WHAT IS BEING ASKED: Repeat the material below exactly, with no pictures.

Stored items:

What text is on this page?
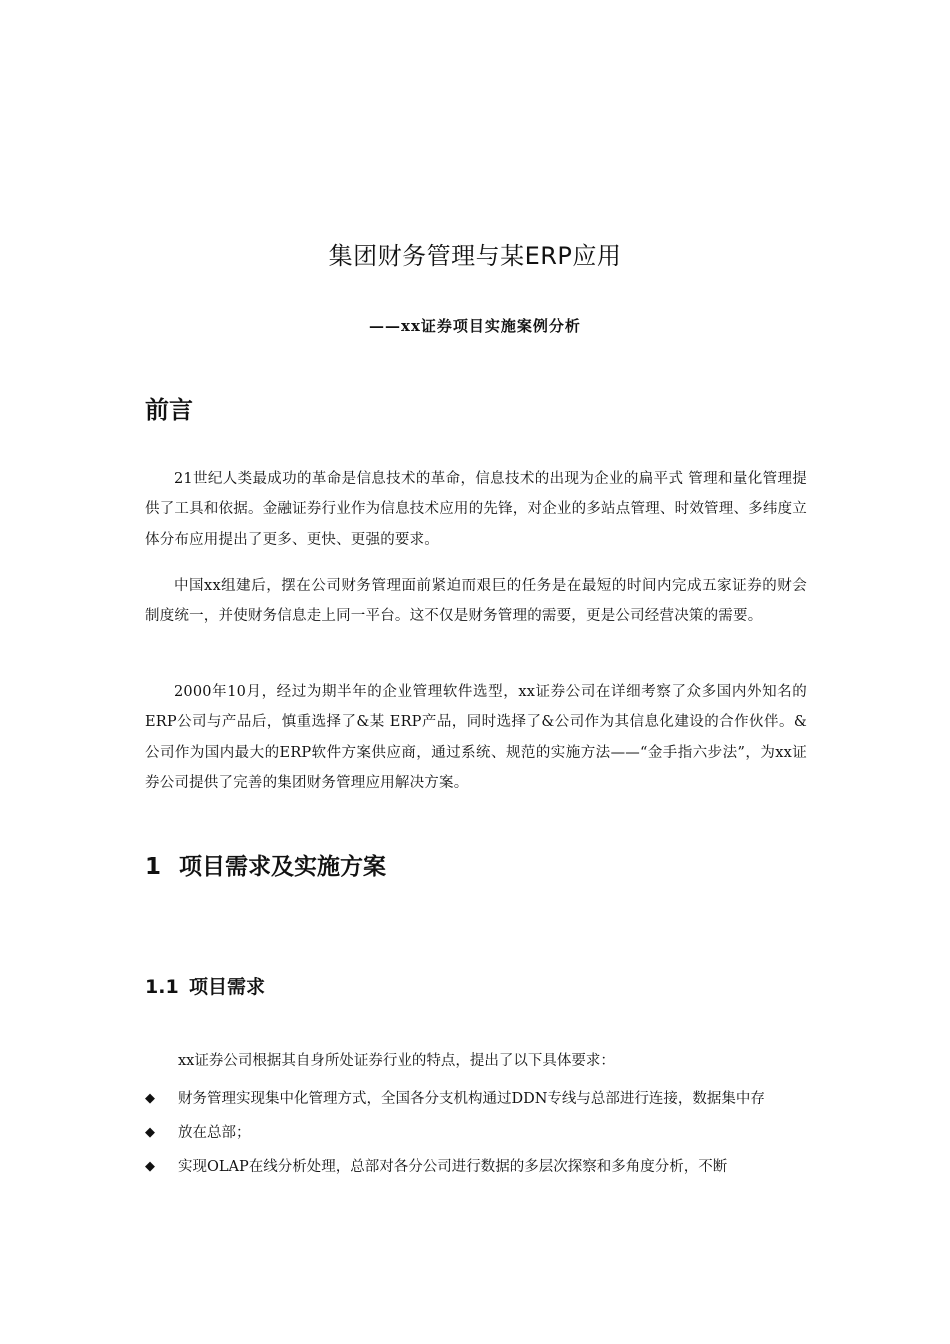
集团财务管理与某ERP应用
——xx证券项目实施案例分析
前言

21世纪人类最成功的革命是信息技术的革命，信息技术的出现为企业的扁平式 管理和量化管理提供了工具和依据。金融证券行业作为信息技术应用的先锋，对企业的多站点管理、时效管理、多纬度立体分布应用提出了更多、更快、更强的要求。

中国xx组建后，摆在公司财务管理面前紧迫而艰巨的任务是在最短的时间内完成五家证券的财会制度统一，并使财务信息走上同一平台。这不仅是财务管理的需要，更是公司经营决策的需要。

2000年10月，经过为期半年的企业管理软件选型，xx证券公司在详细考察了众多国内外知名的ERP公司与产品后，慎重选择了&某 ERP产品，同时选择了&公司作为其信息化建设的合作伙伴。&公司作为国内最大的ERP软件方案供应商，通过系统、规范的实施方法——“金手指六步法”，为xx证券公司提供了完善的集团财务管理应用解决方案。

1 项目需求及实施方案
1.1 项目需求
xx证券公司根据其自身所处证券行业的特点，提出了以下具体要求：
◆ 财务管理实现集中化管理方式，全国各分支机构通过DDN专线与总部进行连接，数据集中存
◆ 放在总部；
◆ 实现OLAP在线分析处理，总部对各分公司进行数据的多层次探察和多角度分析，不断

REPLY TO THE TASK:
What text is on this page?
集团财务管理与某ERP应用
——xx证券项目实施案例分析
前言

21世纪人类最成功的革命是信息技术的革命，信息技术的出现为企业的扁平式 管理和量化管理提供了工具和依据。金融证券行业作为信息技术应用的先锋，对企业的多站点管理、时效管理、多纬度立体分布应用提出了更多、更快、更强的要求。

中国xx组建后，摆在公司财务管理面前紧迫而艰巨的任务是在最短的时间内完成五家证券的财会制度统一，并使财务信息走上同一平台。这不仅是财务管理的需要，更是公司经营决策的需要。

2000年10月，经过为期半年的企业管理软件选型，xx证券公司在详细考察了众多国内外知名的ERP公司与产品后，慎重选择了&某 ERP产品，同时选择了&公司作为其信息化建设的合作伙伴。&公司作为国内最大的ERP软件方案供应商，通过系统、规范的实施方法——“金手指六步法”，为xx证券公司提供了完善的集团财务管理应用解决方案。

1 项目需求及实施方案
1.1 项目需求
xx证券公司根据其自身所处证券行业的特点，提出了以下具体要求：
◆ 财务管理实现集中化管理方式，全国各分支机构通过DDN专线与总部进行连接，数据集中存
◆ 放在总部；
◆ 实现OLAP在线分析处理，总部对各分公司进行数据的多层次探察和多角度分析，不断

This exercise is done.